Quote the data from the line with "crop-mark [72, 631, 73, 659]" to the line with "section-tab: Bluetooth [876, 412, 900, 522]", both included, reproducing each line as it appears.

== EXERCISE MATERIAL

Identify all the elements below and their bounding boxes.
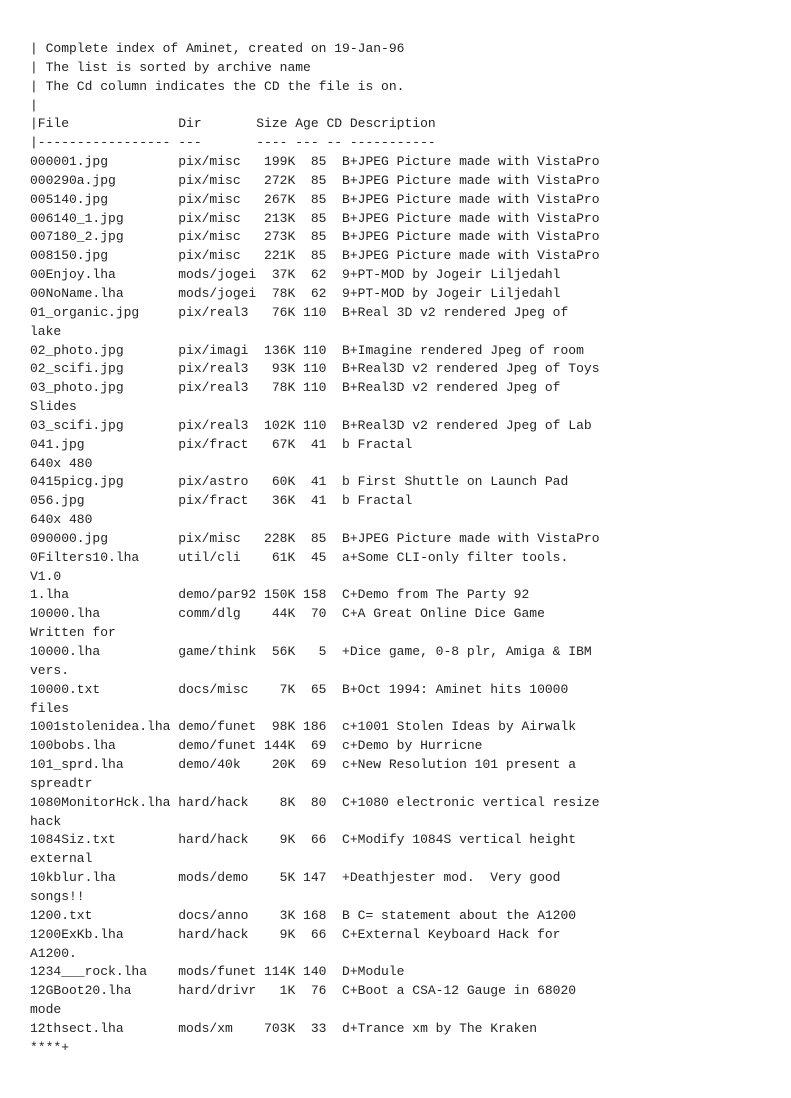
file-listing: | Complete index of Aminet, created on 1… (30, 40, 761, 1058)
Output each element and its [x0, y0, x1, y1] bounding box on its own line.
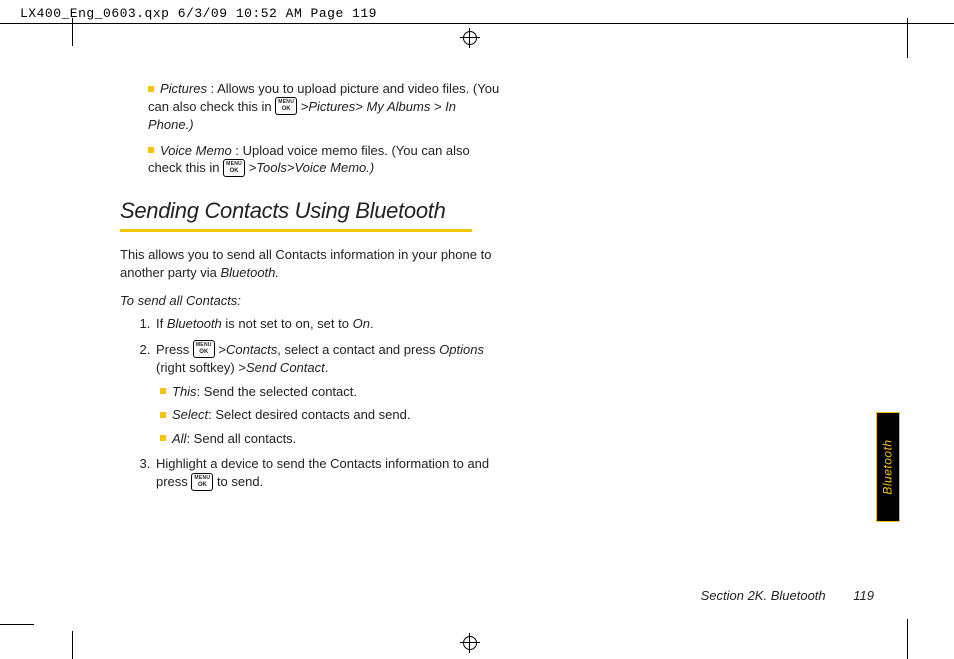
crop-mark [72, 631, 73, 659]
page-footer: Section 2K. Bluetooth 119 [701, 588, 874, 603]
title-underline [120, 229, 472, 232]
bullet-icon [160, 412, 166, 418]
term: Pictures [160, 81, 207, 96]
menu-ok-key-icon: MENUOK [275, 97, 297, 115]
intro-text: This allows you to send all Contacts inf… [120, 246, 500, 281]
term: Voice Memo [160, 143, 232, 158]
registration-mark [460, 28, 480, 48]
crop-mark [0, 624, 34, 625]
bullet-icon [160, 388, 166, 394]
print-header: LX400_Eng_0603.qxp 6/3/09 10:52 AM Page … [0, 0, 954, 24]
section-tab-label: Bluetooth [881, 439, 895, 494]
menu-ok-key-icon: MENUOK [193, 340, 215, 358]
section-tab: Bluetooth [876, 412, 900, 522]
steps-list: If Bluetooth is not set to on, set to On… [120, 315, 500, 491]
crop-mark [72, 18, 73, 46]
bullet-icon [160, 435, 166, 441]
step-item: Highlight a device to send the Contacts … [154, 455, 500, 491]
bullet-icon [148, 86, 154, 92]
crop-mark [907, 619, 908, 659]
subheading: To send all Contacts: [120, 292, 500, 310]
bullet-icon [148, 147, 154, 153]
menu-path: >Pictures> [301, 99, 363, 114]
list-item: Select: Select desired contacts and send… [156, 406, 500, 424]
section-title: Sending Contacts Using Bluetooth [120, 196, 500, 226]
list-item: Voice Memo : Upload voice memo files. (Y… [120, 142, 500, 178]
list-item: All: Send all contacts. [156, 430, 500, 448]
crop-mark [907, 18, 908, 58]
footer-section: Section 2K. Bluetooth [701, 588, 826, 603]
menu-ok-key-icon: MENUOK [223, 159, 245, 177]
registration-mark [460, 633, 480, 653]
page-number: 119 [853, 588, 874, 603]
step-item: Press MENUOK >Contacts, select a contact… [154, 341, 500, 448]
menu-ok-key-icon: MENUOK [191, 473, 213, 491]
step-item: If Bluetooth is not set to on, set to On… [154, 315, 500, 333]
menu-path: >Tools>Voice Memo.) [249, 160, 375, 175]
list-item: This: Send the selected contact. [156, 383, 500, 401]
list-item: Pictures : Allows you to upload picture … [120, 80, 500, 134]
page-content: Pictures : Allows you to upload picture … [120, 80, 500, 500]
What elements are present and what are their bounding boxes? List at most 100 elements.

====

- **ANSWER FOR THE TASK**
crop-mark [72, 631, 73, 659]
page-footer: Section 2K. Bluetooth 119 [701, 588, 874, 603]
title-underline [120, 229, 472, 232]
bullet-icon [160, 412, 166, 418]
term: Pictures [160, 81, 207, 96]
menu-ok-key-icon: MENUOK [275, 97, 297, 115]
intro-text: This allows you to send all Contacts inf… [120, 246, 500, 281]
term: Voice Memo [160, 143, 232, 158]
registration-mark [460, 28, 480, 48]
crop-mark [0, 624, 34, 625]
bullet-icon [160, 388, 166, 394]
print-header: LX400_Eng_0603.qxp 6/3/09 10:52 AM Page … [0, 0, 954, 24]
section-tab-label: Bluetooth [881, 439, 895, 494]
menu-ok-key-icon: MENUOK [193, 340, 215, 358]
section-tab: Bluetooth [876, 412, 900, 522]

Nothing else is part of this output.